List every line below containing "values".

(Items from a figure collection)
◆ ◆ ◆

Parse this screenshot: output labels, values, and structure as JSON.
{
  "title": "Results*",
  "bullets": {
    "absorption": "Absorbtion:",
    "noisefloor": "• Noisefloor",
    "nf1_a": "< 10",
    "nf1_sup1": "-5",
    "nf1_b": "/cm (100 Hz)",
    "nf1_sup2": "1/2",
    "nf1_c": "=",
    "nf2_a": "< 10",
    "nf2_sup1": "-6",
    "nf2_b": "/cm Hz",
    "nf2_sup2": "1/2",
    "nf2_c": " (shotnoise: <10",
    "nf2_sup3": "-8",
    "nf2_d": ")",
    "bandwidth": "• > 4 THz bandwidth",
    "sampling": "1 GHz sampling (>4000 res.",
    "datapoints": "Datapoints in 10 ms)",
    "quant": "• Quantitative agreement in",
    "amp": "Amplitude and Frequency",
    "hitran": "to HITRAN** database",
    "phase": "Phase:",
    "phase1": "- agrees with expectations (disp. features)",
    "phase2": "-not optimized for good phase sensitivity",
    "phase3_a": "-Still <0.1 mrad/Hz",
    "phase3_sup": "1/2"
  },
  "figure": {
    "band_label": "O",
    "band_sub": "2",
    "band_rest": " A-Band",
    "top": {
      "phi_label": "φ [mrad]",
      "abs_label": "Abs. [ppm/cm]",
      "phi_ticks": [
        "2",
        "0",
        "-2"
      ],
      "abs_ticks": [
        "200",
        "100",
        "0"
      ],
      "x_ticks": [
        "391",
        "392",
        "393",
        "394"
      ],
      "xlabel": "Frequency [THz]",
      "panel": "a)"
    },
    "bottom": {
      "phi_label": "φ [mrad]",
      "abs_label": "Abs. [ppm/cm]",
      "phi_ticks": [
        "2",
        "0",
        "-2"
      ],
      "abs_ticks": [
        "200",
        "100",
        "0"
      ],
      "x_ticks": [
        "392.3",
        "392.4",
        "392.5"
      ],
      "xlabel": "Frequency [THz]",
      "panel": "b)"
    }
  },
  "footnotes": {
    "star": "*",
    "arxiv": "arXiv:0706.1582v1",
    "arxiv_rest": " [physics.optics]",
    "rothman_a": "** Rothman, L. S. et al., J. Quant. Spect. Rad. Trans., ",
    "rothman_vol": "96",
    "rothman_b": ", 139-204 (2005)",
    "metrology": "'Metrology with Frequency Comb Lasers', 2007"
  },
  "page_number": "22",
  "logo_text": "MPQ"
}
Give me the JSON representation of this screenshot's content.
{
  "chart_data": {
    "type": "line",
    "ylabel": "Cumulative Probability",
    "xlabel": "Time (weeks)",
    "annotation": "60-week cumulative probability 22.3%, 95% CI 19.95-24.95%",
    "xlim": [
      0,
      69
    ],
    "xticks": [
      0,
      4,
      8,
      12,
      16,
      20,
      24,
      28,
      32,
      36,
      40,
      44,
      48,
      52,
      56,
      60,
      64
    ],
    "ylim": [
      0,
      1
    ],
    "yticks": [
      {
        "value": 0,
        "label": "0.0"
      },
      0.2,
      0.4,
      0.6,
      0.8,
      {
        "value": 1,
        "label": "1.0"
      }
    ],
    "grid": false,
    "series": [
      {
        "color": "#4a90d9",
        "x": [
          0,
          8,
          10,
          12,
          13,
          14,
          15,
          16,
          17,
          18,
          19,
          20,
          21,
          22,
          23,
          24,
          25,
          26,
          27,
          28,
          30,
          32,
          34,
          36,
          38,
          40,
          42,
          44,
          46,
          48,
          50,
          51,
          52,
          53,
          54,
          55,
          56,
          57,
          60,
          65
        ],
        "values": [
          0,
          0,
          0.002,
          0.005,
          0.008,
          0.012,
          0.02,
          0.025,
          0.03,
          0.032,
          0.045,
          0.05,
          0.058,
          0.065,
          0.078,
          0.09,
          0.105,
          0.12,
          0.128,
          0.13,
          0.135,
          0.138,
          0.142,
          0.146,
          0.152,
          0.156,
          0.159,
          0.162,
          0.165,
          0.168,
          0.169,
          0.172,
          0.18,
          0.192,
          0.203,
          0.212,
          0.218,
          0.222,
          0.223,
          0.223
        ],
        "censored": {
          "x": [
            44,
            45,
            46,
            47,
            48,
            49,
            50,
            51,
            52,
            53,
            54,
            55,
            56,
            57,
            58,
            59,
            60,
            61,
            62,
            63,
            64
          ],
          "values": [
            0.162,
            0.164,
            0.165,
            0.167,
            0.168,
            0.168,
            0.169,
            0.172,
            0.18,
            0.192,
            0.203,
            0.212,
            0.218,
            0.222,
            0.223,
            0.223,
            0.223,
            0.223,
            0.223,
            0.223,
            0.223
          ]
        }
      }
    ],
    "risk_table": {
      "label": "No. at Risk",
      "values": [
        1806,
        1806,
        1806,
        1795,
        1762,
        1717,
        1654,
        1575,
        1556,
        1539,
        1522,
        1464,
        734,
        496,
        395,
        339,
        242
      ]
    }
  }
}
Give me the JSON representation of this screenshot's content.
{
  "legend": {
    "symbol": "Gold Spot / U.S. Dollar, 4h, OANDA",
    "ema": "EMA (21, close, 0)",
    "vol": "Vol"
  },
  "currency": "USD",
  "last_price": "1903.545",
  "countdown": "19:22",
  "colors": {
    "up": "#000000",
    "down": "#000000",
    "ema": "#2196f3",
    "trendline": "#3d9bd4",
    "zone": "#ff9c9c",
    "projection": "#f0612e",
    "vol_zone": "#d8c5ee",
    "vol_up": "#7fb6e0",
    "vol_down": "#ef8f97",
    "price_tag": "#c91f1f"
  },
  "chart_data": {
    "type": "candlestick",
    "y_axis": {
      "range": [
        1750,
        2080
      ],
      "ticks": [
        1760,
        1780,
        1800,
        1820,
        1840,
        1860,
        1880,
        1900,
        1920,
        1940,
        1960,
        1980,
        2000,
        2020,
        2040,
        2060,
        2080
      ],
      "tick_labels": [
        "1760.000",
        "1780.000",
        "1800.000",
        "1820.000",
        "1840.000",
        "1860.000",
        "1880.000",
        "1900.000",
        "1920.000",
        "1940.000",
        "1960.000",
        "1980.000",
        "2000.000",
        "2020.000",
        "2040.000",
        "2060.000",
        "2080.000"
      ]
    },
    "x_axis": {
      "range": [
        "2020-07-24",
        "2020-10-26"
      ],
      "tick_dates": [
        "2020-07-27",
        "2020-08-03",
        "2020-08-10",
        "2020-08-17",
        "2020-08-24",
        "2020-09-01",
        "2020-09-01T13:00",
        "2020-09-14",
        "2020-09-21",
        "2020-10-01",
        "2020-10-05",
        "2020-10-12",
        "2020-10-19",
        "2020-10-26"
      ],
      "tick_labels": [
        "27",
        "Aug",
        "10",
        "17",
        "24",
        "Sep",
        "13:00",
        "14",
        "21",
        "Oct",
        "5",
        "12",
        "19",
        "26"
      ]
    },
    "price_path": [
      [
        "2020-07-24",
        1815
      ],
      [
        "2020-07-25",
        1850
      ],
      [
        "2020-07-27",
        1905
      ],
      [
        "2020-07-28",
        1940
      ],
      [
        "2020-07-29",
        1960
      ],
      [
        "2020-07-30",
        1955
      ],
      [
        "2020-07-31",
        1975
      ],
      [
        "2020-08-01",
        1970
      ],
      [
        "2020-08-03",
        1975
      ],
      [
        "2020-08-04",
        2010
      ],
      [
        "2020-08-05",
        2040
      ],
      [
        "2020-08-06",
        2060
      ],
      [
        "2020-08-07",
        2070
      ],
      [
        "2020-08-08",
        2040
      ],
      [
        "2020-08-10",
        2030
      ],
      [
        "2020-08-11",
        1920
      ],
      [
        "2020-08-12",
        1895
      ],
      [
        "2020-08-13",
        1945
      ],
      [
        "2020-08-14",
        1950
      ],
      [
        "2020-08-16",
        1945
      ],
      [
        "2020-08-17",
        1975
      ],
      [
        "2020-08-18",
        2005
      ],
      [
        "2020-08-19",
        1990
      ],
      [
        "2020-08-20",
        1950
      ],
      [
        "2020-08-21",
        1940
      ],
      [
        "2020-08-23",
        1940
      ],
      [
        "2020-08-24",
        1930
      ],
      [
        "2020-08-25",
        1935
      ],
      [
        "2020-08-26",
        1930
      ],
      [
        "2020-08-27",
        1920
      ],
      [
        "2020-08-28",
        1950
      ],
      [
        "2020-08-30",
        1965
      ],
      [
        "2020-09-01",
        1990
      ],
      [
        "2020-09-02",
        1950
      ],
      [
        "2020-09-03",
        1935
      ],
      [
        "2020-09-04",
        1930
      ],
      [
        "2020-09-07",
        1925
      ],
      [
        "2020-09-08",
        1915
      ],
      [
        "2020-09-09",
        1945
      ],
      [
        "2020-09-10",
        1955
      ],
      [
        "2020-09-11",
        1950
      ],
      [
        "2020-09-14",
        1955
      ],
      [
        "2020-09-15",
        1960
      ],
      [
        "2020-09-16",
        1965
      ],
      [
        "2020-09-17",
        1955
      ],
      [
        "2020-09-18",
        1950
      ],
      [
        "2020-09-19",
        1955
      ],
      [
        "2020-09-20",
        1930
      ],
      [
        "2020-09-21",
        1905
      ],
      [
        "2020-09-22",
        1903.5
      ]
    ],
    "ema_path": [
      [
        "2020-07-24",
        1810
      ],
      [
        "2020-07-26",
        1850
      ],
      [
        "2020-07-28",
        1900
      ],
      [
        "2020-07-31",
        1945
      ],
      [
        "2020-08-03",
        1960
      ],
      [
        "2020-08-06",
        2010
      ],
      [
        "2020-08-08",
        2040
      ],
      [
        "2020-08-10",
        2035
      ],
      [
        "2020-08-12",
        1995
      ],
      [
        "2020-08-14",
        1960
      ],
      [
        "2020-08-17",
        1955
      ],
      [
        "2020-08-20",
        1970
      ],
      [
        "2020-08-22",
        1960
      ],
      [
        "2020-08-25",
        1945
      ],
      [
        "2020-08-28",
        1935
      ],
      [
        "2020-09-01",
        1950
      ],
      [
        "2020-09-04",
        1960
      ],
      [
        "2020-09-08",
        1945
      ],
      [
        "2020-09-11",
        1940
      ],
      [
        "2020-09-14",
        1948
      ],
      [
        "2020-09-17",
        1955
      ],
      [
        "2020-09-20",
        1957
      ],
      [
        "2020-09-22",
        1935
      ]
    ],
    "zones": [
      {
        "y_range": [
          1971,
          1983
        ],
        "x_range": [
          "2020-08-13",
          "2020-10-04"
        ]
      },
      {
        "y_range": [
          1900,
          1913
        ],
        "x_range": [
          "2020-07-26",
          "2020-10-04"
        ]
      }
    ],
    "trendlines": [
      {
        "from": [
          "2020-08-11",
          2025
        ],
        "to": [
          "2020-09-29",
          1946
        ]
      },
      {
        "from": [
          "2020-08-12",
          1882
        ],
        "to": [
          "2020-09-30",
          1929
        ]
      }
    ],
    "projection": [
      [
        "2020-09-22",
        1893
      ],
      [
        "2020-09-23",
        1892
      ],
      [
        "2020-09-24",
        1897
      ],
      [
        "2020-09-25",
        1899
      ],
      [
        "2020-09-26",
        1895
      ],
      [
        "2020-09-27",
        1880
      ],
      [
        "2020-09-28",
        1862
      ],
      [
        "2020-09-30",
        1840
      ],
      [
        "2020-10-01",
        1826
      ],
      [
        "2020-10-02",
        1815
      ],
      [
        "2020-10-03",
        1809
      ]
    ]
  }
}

◆ ◆ ◆

• _Exercise output_
Parse this screenshot: output labels, values, and structure as JSON.
        "values": [
          "values": [
      "values": [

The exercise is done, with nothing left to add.